# Start of EXTRACTED ENTRIES

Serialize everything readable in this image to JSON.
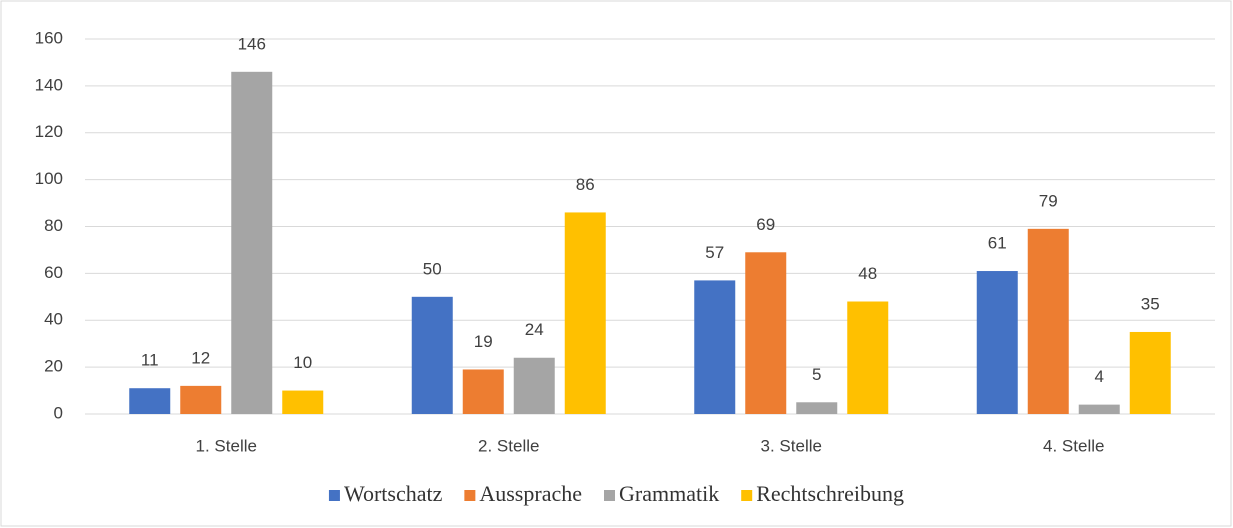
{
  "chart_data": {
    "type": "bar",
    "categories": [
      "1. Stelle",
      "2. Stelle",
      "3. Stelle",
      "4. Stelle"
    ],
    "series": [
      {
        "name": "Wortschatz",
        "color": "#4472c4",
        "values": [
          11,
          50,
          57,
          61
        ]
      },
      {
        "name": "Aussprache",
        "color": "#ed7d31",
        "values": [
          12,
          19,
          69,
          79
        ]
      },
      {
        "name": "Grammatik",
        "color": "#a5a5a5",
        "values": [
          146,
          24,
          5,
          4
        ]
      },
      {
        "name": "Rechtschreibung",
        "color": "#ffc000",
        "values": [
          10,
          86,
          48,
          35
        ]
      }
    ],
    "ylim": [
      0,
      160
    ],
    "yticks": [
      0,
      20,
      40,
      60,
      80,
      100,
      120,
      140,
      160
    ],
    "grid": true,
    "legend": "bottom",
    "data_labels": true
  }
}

# End of EXTRACTED ENTRIES
# Start of EXTRACTED ENTRIES

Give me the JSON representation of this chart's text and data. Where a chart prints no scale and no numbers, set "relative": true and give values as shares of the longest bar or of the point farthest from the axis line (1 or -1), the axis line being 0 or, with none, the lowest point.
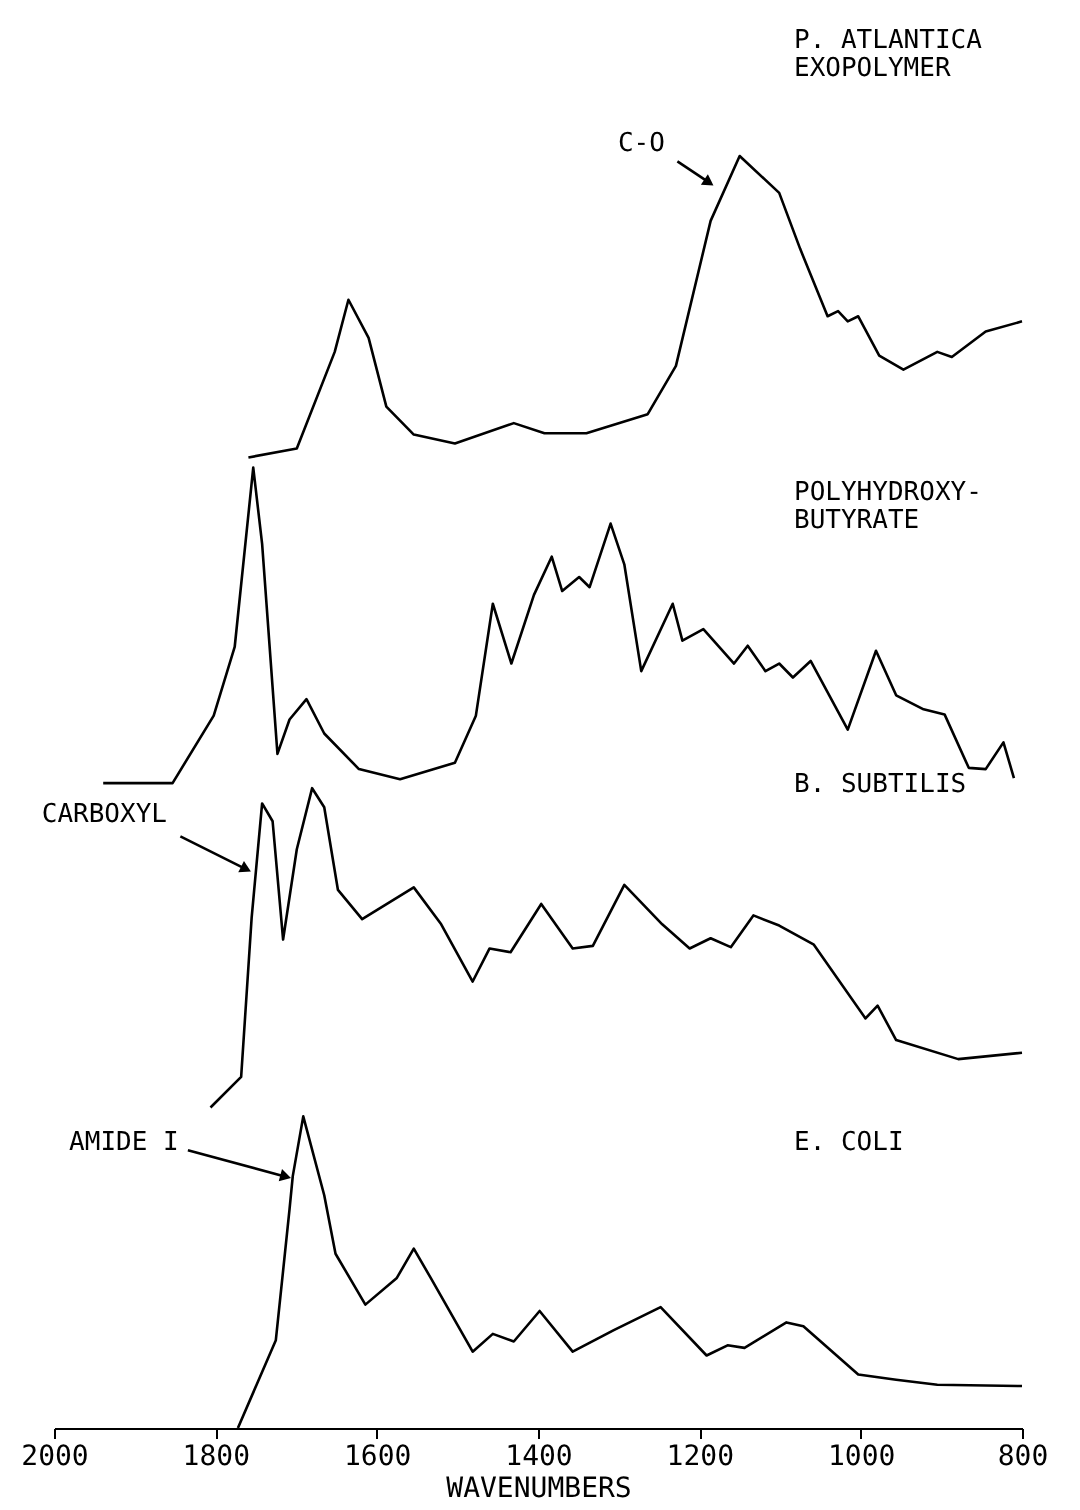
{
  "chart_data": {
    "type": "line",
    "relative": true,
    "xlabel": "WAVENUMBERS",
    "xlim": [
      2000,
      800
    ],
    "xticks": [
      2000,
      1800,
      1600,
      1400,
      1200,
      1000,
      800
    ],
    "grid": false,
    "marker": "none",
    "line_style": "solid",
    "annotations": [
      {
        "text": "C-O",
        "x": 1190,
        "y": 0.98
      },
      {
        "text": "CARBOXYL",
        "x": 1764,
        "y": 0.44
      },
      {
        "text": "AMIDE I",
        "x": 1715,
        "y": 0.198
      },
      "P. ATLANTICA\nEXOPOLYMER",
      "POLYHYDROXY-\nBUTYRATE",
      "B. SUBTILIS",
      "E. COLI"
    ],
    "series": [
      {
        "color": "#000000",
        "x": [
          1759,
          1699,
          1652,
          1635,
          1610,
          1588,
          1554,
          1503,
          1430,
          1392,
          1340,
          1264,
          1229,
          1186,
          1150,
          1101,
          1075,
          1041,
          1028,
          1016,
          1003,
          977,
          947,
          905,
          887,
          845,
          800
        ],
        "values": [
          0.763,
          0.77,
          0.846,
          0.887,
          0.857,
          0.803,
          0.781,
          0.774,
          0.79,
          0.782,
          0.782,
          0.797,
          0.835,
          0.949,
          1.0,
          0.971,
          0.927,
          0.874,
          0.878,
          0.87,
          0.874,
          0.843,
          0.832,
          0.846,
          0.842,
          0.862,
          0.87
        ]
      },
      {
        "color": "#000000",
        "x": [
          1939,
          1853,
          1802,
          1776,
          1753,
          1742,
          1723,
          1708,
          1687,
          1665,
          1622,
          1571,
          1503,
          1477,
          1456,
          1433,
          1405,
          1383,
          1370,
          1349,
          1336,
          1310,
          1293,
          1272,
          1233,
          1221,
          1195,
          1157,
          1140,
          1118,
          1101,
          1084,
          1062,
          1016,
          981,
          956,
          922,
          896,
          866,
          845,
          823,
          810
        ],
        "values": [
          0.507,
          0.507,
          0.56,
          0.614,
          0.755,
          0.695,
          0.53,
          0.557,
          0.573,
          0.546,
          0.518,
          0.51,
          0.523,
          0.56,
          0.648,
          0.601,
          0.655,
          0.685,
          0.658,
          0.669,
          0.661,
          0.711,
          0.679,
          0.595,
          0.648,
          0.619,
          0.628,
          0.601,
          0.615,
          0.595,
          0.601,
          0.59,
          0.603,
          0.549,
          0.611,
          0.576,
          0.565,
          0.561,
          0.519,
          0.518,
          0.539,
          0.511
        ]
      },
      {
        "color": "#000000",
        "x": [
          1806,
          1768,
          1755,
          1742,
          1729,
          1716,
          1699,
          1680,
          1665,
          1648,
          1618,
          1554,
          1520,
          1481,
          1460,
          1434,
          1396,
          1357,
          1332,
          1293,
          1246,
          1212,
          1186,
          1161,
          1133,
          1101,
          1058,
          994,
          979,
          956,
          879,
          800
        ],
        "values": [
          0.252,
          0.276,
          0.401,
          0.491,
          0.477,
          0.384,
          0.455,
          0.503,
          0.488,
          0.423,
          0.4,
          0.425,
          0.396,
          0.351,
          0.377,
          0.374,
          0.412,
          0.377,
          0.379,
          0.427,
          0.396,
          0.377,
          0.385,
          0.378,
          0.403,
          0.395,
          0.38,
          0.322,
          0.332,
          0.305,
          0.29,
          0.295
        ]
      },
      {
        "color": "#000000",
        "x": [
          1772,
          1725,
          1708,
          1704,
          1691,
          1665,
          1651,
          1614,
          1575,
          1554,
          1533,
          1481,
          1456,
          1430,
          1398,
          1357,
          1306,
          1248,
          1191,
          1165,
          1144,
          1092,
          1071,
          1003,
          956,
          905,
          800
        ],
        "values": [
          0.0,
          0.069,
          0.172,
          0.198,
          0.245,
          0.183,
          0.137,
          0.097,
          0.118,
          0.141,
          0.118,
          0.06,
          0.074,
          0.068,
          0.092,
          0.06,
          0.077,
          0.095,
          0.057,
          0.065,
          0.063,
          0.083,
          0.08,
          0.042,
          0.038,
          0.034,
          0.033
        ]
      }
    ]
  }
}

# End of EXTRACTED ENTRIES

WHAT IS REQUIRED
Extract all lines from the material above that include the word "true".

FULL ANSWER
    "grid": true,
    "data_labels": true
Give me the JSON representation of this chart's text and data. Where a chart prints no scale and no numbers, set "relative": true and give values as shares of the longest bar or of the point farthest from the axis line (1 or -1), the axis line being 0 or, with none, the lowest point.
    "relative": true,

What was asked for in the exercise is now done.